### Quoted passage

RABBIT HOLE RECAP #404: THE RISE OF THE PETROSATApr 9

  • Marty reports Iran is reportedly accepting Bitcoin as payment for tolls through the Strait of Hormuz, with transactions potentially averaging $2 million per tanker at $1 per barrel.
  • The Bitcoin ETF became the fastest-growing ETF in history, accumulating $100 billion in assets under management in 435 days, significantly faster than the previous record holder (VOOS ETF, 2011 days).
  • Morgan Stanley launched its own Bitcoin ETF, featuring lower fees than BlackRock's IBIT and leveraging its 16,000 advisors managing $7.4 trillion in client assets for potential inflows.
  • Miles Suter of Block clarified that Square is gradually rolling out Bitcoin payments to eligible US sellers, enabling 100% of newly onboarded users by default while expanding to existing sellers in phases.

######
### Supplied material

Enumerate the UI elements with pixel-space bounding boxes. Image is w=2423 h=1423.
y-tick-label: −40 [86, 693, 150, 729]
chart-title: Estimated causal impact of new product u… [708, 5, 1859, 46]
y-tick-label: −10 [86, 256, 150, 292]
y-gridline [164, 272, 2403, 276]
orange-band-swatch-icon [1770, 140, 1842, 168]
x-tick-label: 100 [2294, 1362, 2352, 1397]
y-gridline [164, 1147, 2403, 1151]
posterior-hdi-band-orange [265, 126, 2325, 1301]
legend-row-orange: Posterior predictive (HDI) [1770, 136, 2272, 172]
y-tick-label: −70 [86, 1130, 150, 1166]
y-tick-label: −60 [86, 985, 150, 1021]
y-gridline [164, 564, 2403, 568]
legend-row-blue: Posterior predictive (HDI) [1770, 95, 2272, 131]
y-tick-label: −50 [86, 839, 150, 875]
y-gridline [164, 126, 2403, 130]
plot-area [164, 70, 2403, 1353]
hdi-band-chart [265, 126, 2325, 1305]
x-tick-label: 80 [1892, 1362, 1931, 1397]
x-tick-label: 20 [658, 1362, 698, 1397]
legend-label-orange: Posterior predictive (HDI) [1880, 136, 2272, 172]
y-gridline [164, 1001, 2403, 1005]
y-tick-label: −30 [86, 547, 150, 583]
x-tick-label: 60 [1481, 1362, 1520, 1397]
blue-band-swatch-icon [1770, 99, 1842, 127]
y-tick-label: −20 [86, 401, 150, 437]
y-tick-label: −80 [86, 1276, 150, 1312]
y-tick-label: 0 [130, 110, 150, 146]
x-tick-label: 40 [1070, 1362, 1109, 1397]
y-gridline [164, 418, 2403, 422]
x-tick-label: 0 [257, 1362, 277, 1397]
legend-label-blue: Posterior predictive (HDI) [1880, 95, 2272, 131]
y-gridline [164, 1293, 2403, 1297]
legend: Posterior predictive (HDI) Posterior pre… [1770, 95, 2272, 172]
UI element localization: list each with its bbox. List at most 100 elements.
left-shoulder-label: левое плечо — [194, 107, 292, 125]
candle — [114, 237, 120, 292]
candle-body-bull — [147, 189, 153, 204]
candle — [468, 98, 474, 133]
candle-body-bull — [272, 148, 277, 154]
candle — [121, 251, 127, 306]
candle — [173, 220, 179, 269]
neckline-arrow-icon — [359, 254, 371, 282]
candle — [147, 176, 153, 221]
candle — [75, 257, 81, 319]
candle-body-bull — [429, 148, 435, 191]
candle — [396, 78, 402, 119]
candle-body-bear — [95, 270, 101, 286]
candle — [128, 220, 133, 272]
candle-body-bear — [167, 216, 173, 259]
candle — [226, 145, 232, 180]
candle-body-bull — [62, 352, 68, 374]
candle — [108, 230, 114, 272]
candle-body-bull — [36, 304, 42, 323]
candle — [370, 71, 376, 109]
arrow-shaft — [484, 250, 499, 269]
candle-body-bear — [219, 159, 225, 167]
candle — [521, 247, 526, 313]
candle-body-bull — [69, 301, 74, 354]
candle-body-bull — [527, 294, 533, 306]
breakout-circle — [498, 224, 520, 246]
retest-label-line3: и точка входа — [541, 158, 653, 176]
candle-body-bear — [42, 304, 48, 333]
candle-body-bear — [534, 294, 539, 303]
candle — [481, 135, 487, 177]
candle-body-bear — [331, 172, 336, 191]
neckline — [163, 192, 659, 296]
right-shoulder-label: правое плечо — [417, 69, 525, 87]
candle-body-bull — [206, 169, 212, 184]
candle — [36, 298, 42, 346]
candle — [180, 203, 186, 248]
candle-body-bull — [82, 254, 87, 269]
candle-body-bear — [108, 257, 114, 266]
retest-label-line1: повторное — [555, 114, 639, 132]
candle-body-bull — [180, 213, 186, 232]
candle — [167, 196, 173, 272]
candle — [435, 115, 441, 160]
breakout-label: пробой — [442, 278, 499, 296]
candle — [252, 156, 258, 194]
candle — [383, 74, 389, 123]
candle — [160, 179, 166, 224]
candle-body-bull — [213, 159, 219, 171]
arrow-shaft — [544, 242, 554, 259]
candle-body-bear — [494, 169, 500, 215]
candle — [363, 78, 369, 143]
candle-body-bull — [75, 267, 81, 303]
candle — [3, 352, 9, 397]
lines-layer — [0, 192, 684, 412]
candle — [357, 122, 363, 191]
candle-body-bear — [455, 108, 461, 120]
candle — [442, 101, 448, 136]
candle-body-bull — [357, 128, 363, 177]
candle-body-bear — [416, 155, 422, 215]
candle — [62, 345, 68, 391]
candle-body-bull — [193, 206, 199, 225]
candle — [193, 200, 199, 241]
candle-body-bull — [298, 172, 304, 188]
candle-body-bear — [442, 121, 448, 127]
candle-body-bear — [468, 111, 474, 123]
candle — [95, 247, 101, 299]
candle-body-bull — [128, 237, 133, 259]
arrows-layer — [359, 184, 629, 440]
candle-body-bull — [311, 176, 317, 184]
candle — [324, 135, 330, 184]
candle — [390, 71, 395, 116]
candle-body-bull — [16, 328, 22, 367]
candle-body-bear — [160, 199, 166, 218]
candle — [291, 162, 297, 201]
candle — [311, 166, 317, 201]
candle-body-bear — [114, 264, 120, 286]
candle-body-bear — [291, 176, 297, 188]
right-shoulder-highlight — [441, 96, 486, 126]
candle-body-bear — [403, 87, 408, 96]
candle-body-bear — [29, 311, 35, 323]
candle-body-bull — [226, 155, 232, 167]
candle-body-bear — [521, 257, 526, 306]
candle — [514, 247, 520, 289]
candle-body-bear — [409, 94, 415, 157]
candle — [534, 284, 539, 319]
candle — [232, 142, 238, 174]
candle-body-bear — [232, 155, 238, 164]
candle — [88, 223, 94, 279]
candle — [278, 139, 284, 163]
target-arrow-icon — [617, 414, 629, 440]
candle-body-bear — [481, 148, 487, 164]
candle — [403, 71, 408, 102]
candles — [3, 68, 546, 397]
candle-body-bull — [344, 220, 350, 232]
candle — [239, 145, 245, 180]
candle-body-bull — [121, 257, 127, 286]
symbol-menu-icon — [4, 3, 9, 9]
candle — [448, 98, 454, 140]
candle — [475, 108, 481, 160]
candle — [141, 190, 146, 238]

######

## Brief A
Copy the part of the Bitcoin recap that begins at the words "RABBIT HOLE RECAP" and stops after "for potential inflows.".
## Brief B
Answer these questions from the Bitcoin recap:
(i) How many days did the Bitcoin ETF take to reach $100 billion in assets under management?
(ii) How many advisors does Morgan Stanley have?
(iii) Who at Block clarified how Square is rolling out Bitcoin payments?
## Brief C
Write the next part of the Bitcoin recap, picking up where it stops.
The lines aren't needed for anything here.

## Reply A
RABBIT HOLE RECAP #404: THE RISE OF THE PETROSATApr 9

  • Marty reports Iran is reportedly accepting Bitcoin as payment for tolls through the Strait of Hormuz, with transactions potentially averaging $2 million per tanker at $1 per barrel.
  • The Bitcoin ETF became the fastest-growing ETF in history, accumulating $100 billion in assets under management in 435 days, significantly faster than the previous record holder (VOOS ETF, 2011 days).
  • Morgan Stanley launched its own Bitcoin ETF, featuring lower fees than BlackRock's IBIT and leveraging its 16,000 advisors managing $7.4 trillion in client assets for potential inflows.

## Reply B
(i) 435 days
(ii) 16,000
(iii) Miles Suter

## Reply C
  • Individuals from El Salvador who completed Mempool's Lightning Network Bootcamp in Tokyo are now joining the company's team at its new offices in El Salvador.

Also from this episode:

Protocol (5)
  • Marty argues Bitcoin is ideal for international financial transfers where trust is limited, citing its finality and censorship resistance as superior to traditional and stablecoin alternatives for sanctioned entities like Iran.
  • Marty highlights Iran's existing Bitcoin mining operations, noting it offers an efficient way for energy-rich, sanctioned countries to monetize their energy resources directly.
  • Matt notes France made a $12 billion profit on the gold trade and suggests the repatriation highlights gold's limitations in verifiability and transferability compared to Bitcoin.
  • BitChat was banned in China, which Marty considers a positive signal for the freedom technology project; its Android app has accumulated 3.2 million downloads since launching on July 6, 2023.
  • Marty argues that the ethical stance of Bitcoin maximalism has been compromised by the embrace of MicroStrategy's (MSTR) treasury products, which he likens to 'shitcoins' when viewed through a non-Wall Street lens.
Macro (1)
  • France repatriated 129 tons of gold by selling reserves in New York and repurchasing them in Europe, citing concerns over counterparty risk with foreign holdings.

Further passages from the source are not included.